● **Texto de origen**:
◇ ◇ ◇ ◇ ◇

EDITORIAL: Nuevo pulso

Hay ya otro frente, diplomático por lo menos, abierto entre los gobiernos de Estados Unidos y México, después de que el presidente Donald Trump anunciara que desde hace 90 días se encuentra inmerso en un proceso judicial y político para que su país pueda imponer el estatus de “organizaciones terroristas” a los carteles mexicanos dedicados al tráfico de drogas.

La masacre sufrida por la familia LeBarón -cuyos miembros tienen también la ciudadanía estadounidense- aceleró el proceso aunque el tema no sea nuevo porque, desde la visión de Trump, como terrorismo se pueden considerar las actividades de las organizaciones criminales mexicanas que año con año causan más de cien mil muertes de estadounidenses.

De acuerdo con los especialistas, terrorismo es un tipo de violencia que tiene diversos motivos, principalmente religiosos o políticos. Los grupos terroristas buscan aniquilar el orden establecido para imponer un clima de terror e inseguridad a sus adversarios o a la sociedad en general. Cierto es que hay actos extremadamente violentos, con múltiples víctimas mortales, que no son actos terroristas, porque su motivación no encaja en el catálogo que para ello integran los Estados de acuerdo a sus agendas políticas.

Sin embargo, una organización o persona puede ser considerada terrorista o patrocinadora del terrorismo cuando utiliza la violencia de forma premeditada para atacar a civiles o a actores no combatientes, provocando con ello un clima de terror. Hay entonces un cruel mensaje porque el terrorismo no es violencia que causa terror, sino violencia pensada y creada para sembrar el terror.

◇ ◇ ◇ ◇ ◇

● **Datos registrados**:
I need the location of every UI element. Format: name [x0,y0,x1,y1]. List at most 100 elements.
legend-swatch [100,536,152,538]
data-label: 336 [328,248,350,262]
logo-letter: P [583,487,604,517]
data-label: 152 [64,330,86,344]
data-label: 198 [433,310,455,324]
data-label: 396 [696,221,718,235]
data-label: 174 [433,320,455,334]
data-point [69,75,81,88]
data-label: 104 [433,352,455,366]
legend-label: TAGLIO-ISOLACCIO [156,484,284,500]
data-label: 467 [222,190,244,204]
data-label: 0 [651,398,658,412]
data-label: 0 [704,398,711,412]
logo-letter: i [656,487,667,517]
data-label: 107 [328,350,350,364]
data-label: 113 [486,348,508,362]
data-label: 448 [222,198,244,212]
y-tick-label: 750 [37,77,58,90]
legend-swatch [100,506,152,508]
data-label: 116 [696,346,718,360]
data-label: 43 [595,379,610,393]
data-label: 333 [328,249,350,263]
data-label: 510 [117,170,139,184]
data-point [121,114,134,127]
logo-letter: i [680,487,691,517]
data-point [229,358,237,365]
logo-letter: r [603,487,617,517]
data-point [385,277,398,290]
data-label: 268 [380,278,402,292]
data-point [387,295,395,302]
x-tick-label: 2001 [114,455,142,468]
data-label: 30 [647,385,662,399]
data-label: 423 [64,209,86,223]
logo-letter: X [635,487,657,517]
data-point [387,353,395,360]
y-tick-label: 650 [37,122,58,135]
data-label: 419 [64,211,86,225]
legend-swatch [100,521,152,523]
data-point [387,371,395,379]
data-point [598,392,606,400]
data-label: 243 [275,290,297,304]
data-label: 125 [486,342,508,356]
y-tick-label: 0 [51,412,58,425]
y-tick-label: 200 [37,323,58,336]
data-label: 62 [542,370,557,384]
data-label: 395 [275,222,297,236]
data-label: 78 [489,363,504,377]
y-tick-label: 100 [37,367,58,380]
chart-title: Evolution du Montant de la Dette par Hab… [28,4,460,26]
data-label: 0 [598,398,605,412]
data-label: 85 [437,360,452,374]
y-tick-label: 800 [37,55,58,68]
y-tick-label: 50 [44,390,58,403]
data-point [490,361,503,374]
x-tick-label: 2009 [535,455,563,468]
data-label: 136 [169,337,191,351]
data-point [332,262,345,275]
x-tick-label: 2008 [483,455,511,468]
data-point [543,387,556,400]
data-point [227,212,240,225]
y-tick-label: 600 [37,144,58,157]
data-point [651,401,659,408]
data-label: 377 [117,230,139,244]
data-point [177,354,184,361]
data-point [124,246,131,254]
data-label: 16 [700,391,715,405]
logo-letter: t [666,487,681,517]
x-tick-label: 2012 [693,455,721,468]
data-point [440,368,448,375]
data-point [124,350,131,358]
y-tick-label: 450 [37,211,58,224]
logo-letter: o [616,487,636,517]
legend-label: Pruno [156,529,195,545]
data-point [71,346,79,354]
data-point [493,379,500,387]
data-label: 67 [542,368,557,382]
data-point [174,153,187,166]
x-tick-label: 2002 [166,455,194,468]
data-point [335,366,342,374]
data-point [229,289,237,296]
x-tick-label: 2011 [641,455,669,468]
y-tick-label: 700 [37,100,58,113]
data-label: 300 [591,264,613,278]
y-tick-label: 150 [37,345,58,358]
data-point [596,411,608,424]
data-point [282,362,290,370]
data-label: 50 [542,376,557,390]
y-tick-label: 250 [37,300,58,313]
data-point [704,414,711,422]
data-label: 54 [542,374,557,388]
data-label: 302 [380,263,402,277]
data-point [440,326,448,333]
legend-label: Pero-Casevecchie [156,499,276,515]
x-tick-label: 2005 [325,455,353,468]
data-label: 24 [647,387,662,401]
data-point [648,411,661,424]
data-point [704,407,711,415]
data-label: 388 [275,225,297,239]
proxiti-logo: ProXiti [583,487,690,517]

◇ ◇ ◇ ◇ ◇

● **Tareas por realizar**:
1. Según el editorial sobre los carteles mexicanos, ¿qué suceso aceleró el proceso para declararlos organizaciones terroristas?
2. Prosigue el editorial sobre los carteles mexicanos a partir de su última oración.

● **Respuestas por tarea**:
1. La masacre sufrida por la familia LeBarón.

2.
Así y apelando al principio de extraterritorialidad, Estados Unidos ha utilizado la etiqueta de terroristas o patrocinadores del terrorismo, para justificar “ataques quirúrgicos” en cualquier parte del mundo en aras de la defensa de su seguridad e intereses. De esa manera ha destruido objetivos lo mismo en Irak, Irán, Libia, Yemen, Sudán, Somalia o Níger, que en el Chad.

Frente a esa posibilidad abierta por Trump para actuar militarmente en territorio mexicano, el Gobierno del presidente Andrés Manuel López Obrador ha reaccionado inmediatamente y buscará arrancar a Washington una “hoja de ruta” que establezca como prioridad en la relación bilateral, el combate a los carteles mexicanos de la droga.

Ese acuerdo, según el Gobierno mexicano, deberá comenzar y terminar con el combate al tráfico de armas de Estados Unidos a México; con anular los flujos monetarios de las organizaciones criminales y con la eliminación del contrabando de precursores químicos para la fabricación de drogas sintéticas.

Hay, pues, un nuevo pulso entre Washington y la Ciudad de México.